---------- Records for the exercise

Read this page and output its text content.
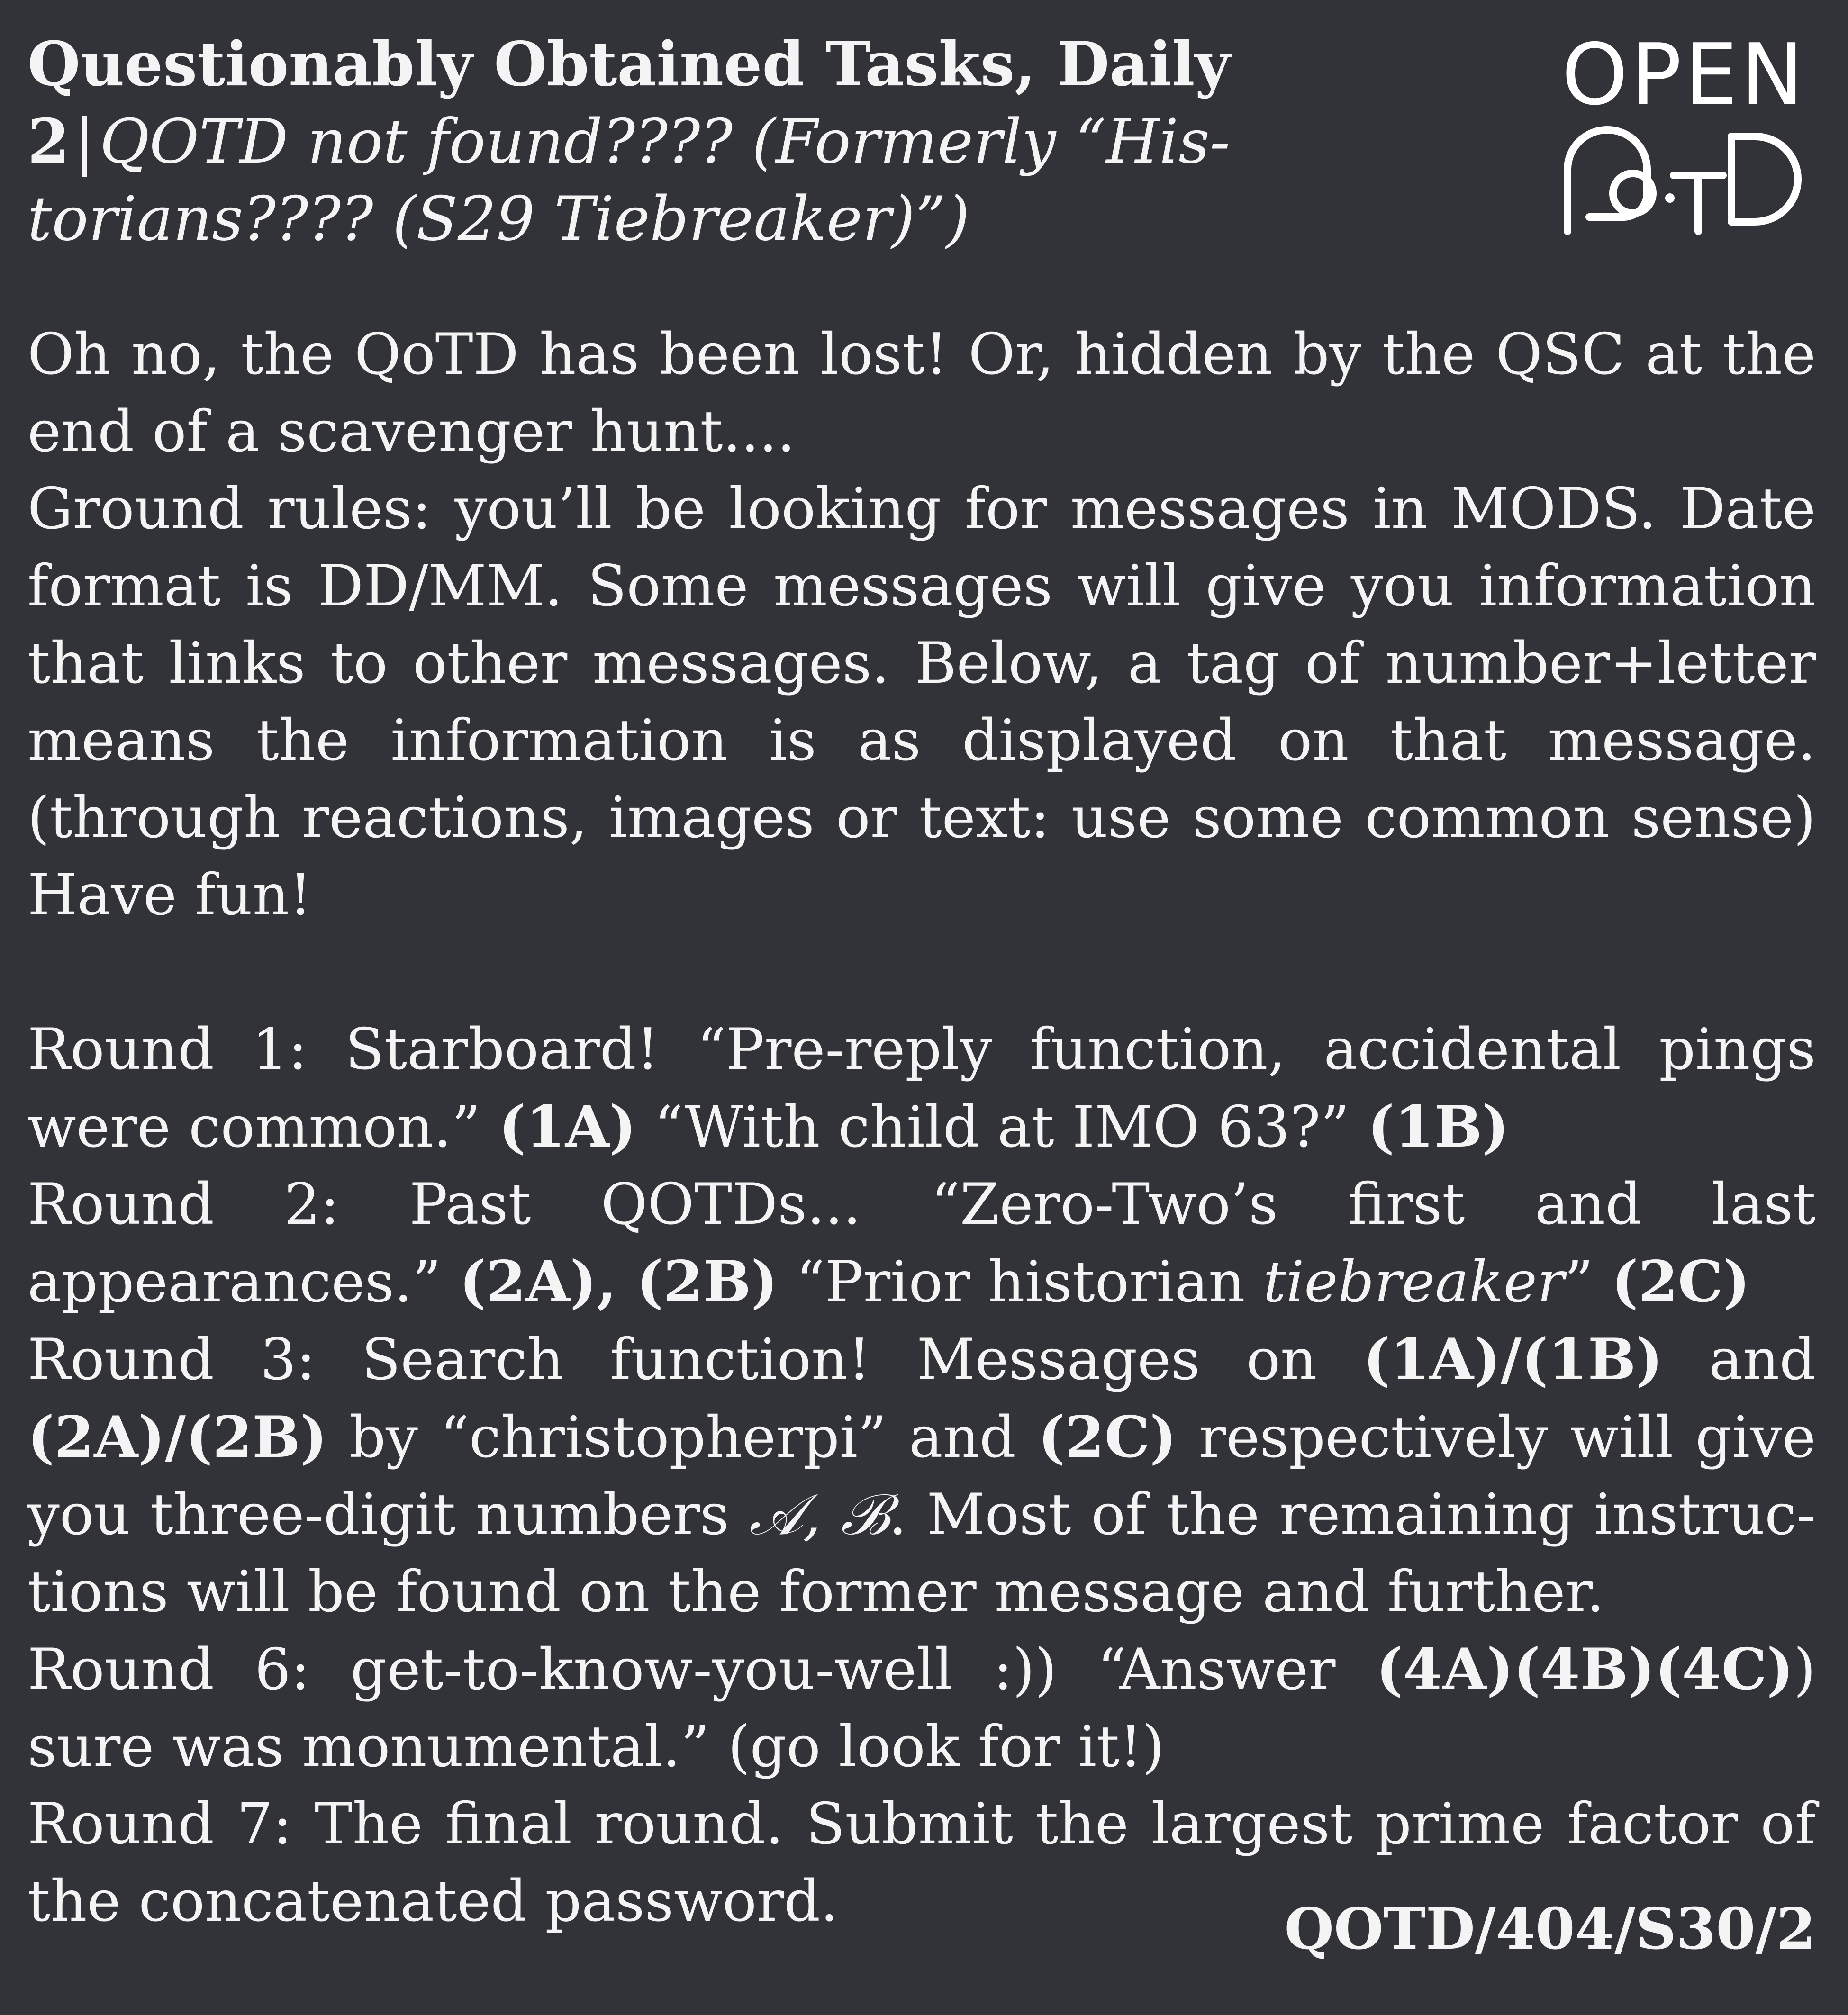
Questionably Obtained Tasks, Daily
2|QOTD not found???? (Formerly “His-
torians???? (S29 Tiebreaker)”)
OPEN

Oh no, the QoTD has been lost! Or, hidden by the QSC at the end of a scavenger hunt....

Ground rules: you’ll be looking for messages in MODS. Date format is DD/MM. Some messages will give you information that links to other messages. Below, a tag of number+letter means the information is as displayed on that message. (through reactions, images or text: use some common sense) Have fun!

Round 1: Starboard! “Pre-reply function, accidental pings were common.” (1A) “With child at IMO 63?” (1B)

Round 2: Past QOTDs... “Zero-Two’s first and last appearances.” (2A), (2B) “Prior historian tiebreaker” (2C)

Round 3: Search function! Messages on (1A)/(1B) and (2A)/(2B) by “christopherpi” and (2C) respectively will give you three-digit numbers 𝒜, ℬ. Most of the remaining instructions will be found on the former message and further.

Round 6: get-to-know-you-well :)) “Answer (4A)(4B)(4C)) sure was monumental.” (go look for it!)

Round 7: The final round. Submit the largest prime factor of the concatenated password.	QOTD/404/S30/2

--------------------

■ **The task**
The pictures should not appear in the copy; every other part of the records above must be returned exactly.

■ **Output for this task**
Read this page and output its text content.
Questionably Obtained Tasks, Daily
2|QOTD not found???? (Formerly “His-
torians???? (S29 Tiebreaker)”)
OPEN

Oh no, the QoTD has been lost! Or, hidden by the QSC at the end of a scavenger hunt....

Ground rules: you’ll be looking for messages in MODS. Date format is DD/MM. Some messages will give you information that links to other messages. Below, a tag of number+letter means the information is as displayed on that message. (through reactions, images or text: use some common sense) Have fun!

Round 1: Starboard! “Pre-reply function, accidental pings were common.” (1A) “With child at IMO 63?” (1B)

Round 2: Past QOTDs... “Zero-Two’s first and last appearances.” (2A), (2B) “Prior historian tiebreaker” (2C)

Round 3: Search function! Messages on (1A)/(1B) and (2A)/(2B) by “christopherpi” and (2C) respectively will give you three-digit numbers 𝒜, ℬ. Most of the remaining instructions will be found on the former message and further.

Round 6: get-to-know-you-well :)) “Answer (4A)(4B)(4C)) sure was monumental.” (go look for it!)

Round 7: The final round. Submit the largest prime factor of the concatenated password.	QOTD/404/S30/2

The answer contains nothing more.